▶ [PROBLEM STATEMENT]:
Repeat the entries below exactly as they appear, with no pictures.

Extracted data entries
====

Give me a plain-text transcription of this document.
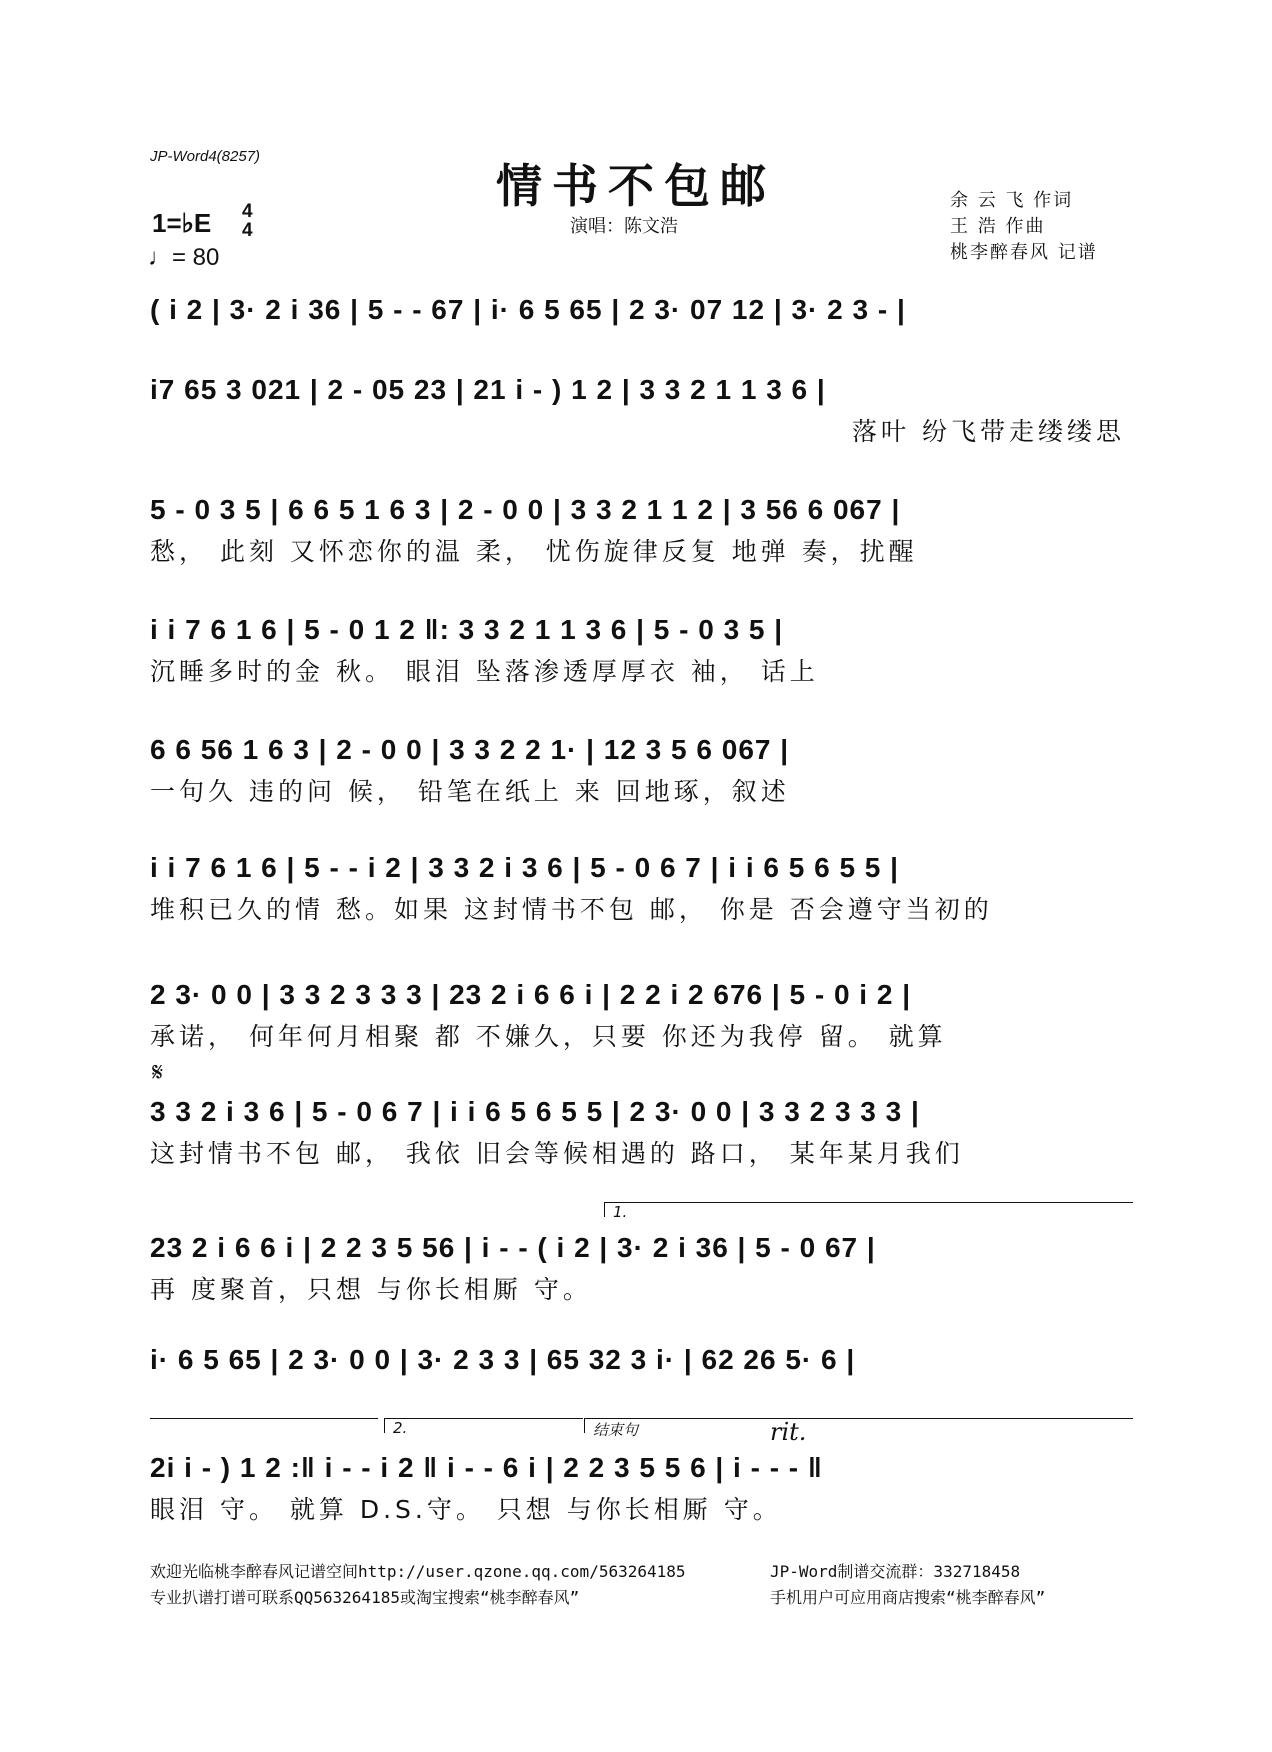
JP-Word4(8257)
情书不包邮
演唱：陈文浩
余 云 飞 作词
王 浩 作曲
桃李醉春风 记谱
1=♭E 4
4
♩= 80
( i 2 | 3· 2 i 36 | 5 - - 67 | i· 6 5 65 | 2 3· 07 12 | 3· 2 3 - |
i7 65 3 021 | 2 - 05 23 | 21 i - ) 1 2 | 3 3 2 1 1 3 6 |
落叶 纷飞带走缕缕思
5 - 0 3 5 | 6 6 5 1 6 3 | 2 - 0 0 | 3 3 2 1 1 2 | 3 56 6 067 |
愁， 此刻 又怀恋你的温 柔， 忧伤旋律反复 地弹 奏，扰醒
i i 7 6 1 6 | 5 - 0 1 2 ‖: 3 3 2 1 1 3 6 | 5 - 0 3 5 |
沉睡多时的金 秋。 眼泪 坠落渗透厚厚衣 袖， 话上
6 6 56 1 6 3 | 2 - 0 0 | 3 3 2 2 1· | 12 3 5 6 067 |
一句久 违的问 候， 铅笔在纸上 来 回地琢，叙述
i i 7 6 1 6 | 5 - - i 2 | 3 3 2 i 3 6 | 5 - 0 6 7 | i i 6 5 6 5 5 |
堆积已久的情 愁。如果 这封情书不包 邮， 你是 否会遵守当初的
2 3· 0 0 | 3 3 2 3 3 3 | 23 2 i 6 6 i | 2 2 i 2 676 | 5 - 0 i 2 |
承诺， 何年何月相聚 都 不嫌久，只要 你还为我停 留。 就算
𝄋
3 3 2 i 3 6 | 5 - 0 6 7 | i i 6 5 6 5 5 | 2 3· 0 0 | 3 3 2 3 3 3 |
这封情书不包 邮， 我依 旧会等候相遇的 路口， 某年某月我们
1.
23 2 i 6 6 i | 2 2 3 5 56 | i - - ( i 2 | 3· 2 i 36 | 5 - 0 67 |
再 度聚首，只想 与你长相厮 守。
i· 6 5 65 | 2 3· 0 0 | 3· 2 3 3 | 65 32 3 i· | 62 26 5· 6 |
2.	结束句	rit.
2i i - ) 1 2 :‖ i - - i 2 ‖ i - - 6 i | 2 2 3 5 5 6 | i - - - ‖
眼泪 守。 就算 D.S.守。 只想 与你长相厮 守。
欢迎光临桃李醉春风记谱空间http://user.qzone.qq.com/563264185	JP-Word制谱交流群：332718458
专业扒谱打谱可联系QQ563264185或淘宝搜索“桃李醉春风”	手机用户可应用商店搜索“桃李醉春风”
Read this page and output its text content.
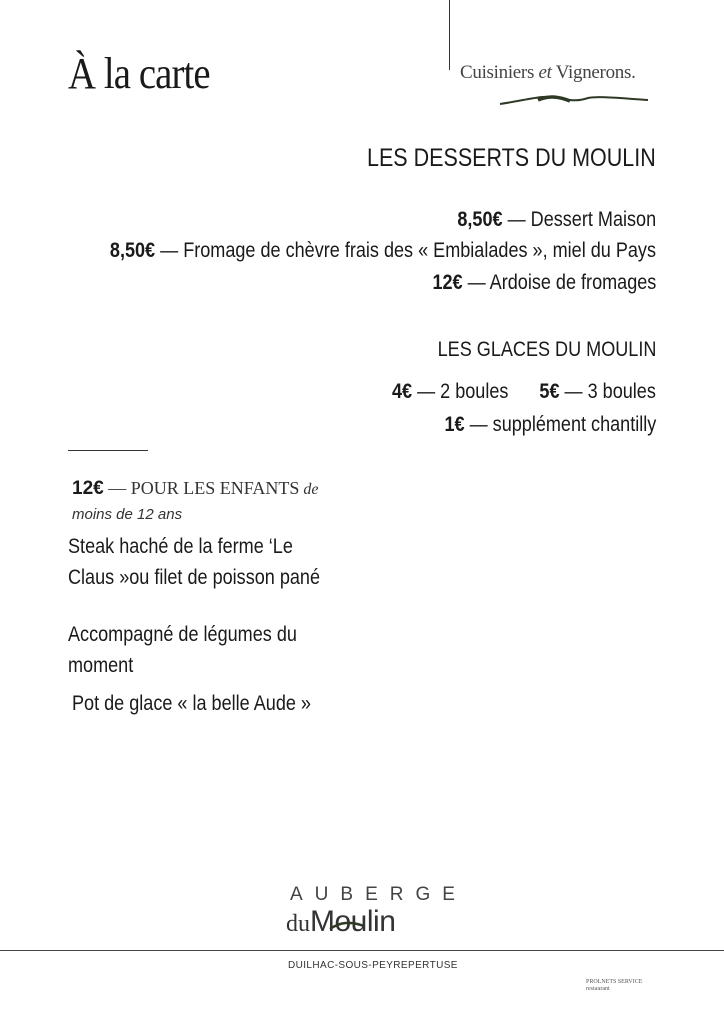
À la carte	Cuisiniers et Vignerons.
LES DESSERTS DU MOULIN
8,50€ — Dessert Maison
8,50€ — Fromage de chèvre frais des « Embialades », miel du Pays
12€ — Ardoise de fromages
LES GLACES DU MOULIN
4€ — 2 boules 5€ — 3 boules
1€ — supplément chantilly
12€ — POUR LES ENFANTS de
moins de 12 ans
Steak haché de la ferme ‘Le Claus »ou filet de poisson pané
Accompagné de légumes du moment
Pot de glace « la belle Aude »
AUBERGE
duMoulin
DUILHAC-SOUS-PEYREPERTUSE
PROLNETS SERVICE
restaurant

====

▶ [SOLUTION TO THIS PROBLEM]:
Give me a plain-text transcription of this document.
JP-Word4(8257)
情书不包邮
演唱：陈文浩
余 云 飞 作词
王 浩 作曲
桃李醉春风 记谱
1=♭E 4
4
♩= 80
( i 2 | 3· 2 i 36 | 5 - - 67 | i· 6 5 65 | 2 3· 07 12 | 3· 2 3 - |
i7 65 3 021 | 2 - 05 23 | 21 i - ) 1 2 | 3 3 2 1 1 3 6 |
落叶 纷飞带走缕缕思
5 - 0 3 5 | 6 6 5 1 6 3 | 2 - 0 0 | 3 3 2 1 1 2 | 3 56 6 067 |
愁， 此刻 又怀恋你的温 柔， 忧伤旋律反复 地弹 奏，扰醒
i i 7 6 1 6 | 5 - 0 1 2 ‖: 3 3 2 1 1 3 6 | 5 - 0 3 5 |
沉睡多时的金 秋。 眼泪 坠落渗透厚厚衣 袖， 话上
6 6 56 1 6 3 | 2 - 0 0 | 3 3 2 2 1· | 12 3 5 6 067 |
一句久 违的问 候， 铅笔在纸上 来 回地琢，叙述
i i 7 6 1 6 | 5 - - i 2 | 3 3 2 i 3 6 | 5 - 0 6 7 | i i 6 5 6 5 5 |
堆积已久的情 愁。如果 这封情书不包 邮， 你是 否会遵守当初的
2 3· 0 0 | 3 3 2 3 3 3 | 23 2 i 6 6 i | 2 2 i 2 676 | 5 - 0 i 2 |
承诺， 何年何月相聚 都 不嫌久，只要 你还为我停 留。 就算
𝄋
3 3 2 i 3 6 | 5 - 0 6 7 | i i 6 5 6 5 5 | 2 3· 0 0 | 3 3 2 3 3 3 |
这封情书不包 邮， 我依 旧会等候相遇的 路口， 某年某月我们
1.
23 2 i 6 6 i | 2 2 3 5 56 | i - - ( i 2 | 3· 2 i 36 | 5 - 0 67 |
再 度聚首，只想 与你长相厮 守。
i· 6 5 65 | 2 3· 0 0 | 3· 2 3 3 | 65 32 3 i· | 62 26 5· 6 |
2.	结束句	rit.
2i i - ) 1 2 :‖ i - - i 2 ‖ i - - 6 i | 2 2 3 5 5 6 | i - - - ‖
眼泪 守。 就算 D.S.守。 只想 与你长相厮 守。
欢迎光临桃李醉春风记谱空间http://user.qzone.qq.com/563264185	JP-Word制谱交流群：332718458
专业扒谱打谱可联系QQ563264185或淘宝搜索“桃李醉春风”	手机用户可应用商店搜索“桃李醉春风”
Read this page and output its text content.
À la carte	Cuisiniers et Vignerons.
LES DESSERTS DU MOULIN
8,50€ — Dessert Maison
8,50€ — Fromage de chèvre frais des « Embialades », miel du Pays
12€ — Ardoise de fromages
LES GLACES DU MOULIN
4€ — 2 boules 5€ — 3 boules
1€ — supplément chantilly
12€ — POUR LES ENFANTS de
moins de 12 ans
Steak haché de la ferme ‘Le Claus »ou filet de poisson pané
Accompagné de légumes du moment
Pot de glace « la belle Aude »
AUBERGE
duMoulin
DUILHAC-SOUS-PEYREPERTUSE
PROLNETS SERVICE
restaurant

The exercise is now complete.